Here are some records. Copy each one exactly.
----------------
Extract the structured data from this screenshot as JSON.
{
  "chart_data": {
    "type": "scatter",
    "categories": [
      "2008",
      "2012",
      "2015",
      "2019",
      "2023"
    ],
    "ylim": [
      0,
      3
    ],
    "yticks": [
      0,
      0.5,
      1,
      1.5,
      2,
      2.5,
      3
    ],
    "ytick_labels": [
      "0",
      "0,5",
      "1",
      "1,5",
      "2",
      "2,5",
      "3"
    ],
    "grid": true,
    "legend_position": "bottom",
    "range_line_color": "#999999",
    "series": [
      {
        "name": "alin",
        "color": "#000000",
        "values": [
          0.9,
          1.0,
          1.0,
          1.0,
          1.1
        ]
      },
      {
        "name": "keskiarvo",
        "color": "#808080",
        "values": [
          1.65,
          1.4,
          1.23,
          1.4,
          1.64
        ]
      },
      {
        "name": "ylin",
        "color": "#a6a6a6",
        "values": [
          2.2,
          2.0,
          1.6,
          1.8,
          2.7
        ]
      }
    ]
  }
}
----------------
● Solution for this exercise
Extract the structured data from this screenshot as JSON.
{
  "chart_data": {
    "type": "scatter",
    "categories": [
      "2008",
      "2012",
      "2015",
      "2019",
      "2023"
    ],
    "ylim": [
      0,
      3
    ],
    "yticks": [
      0,
      0.5,
      1,
      1.5,
      2,
      2.5,
      3
    ],
    "ytick_labels": [
      "0",
      "0,5",
      "1",
      "1,5",
      "2",
      "2,5",
      "3"
    ],
    "grid": true,
    "legend_position": "bottom",
    "range_line_color": "#999999",
    "series": [
      {
        "name": "alin",
        "color": "#000000",
        "values": [
          0.9,
          1.0,
          1.0,
          1.0,
          1.1
        ]
      },
      {
        "name": "keskiarvo",
        "color": "#808080",
        "values": [
          1.65,
          1.4,
          1.23,
          1.4,
          1.64
        ]
      },
      {
        "name": "ylin",
        "color": "#a6a6a6",
        "values": [
          2.2,
          2.0,
          1.6,
          1.8,
          2.7
        ]
      }
    ]
  }
}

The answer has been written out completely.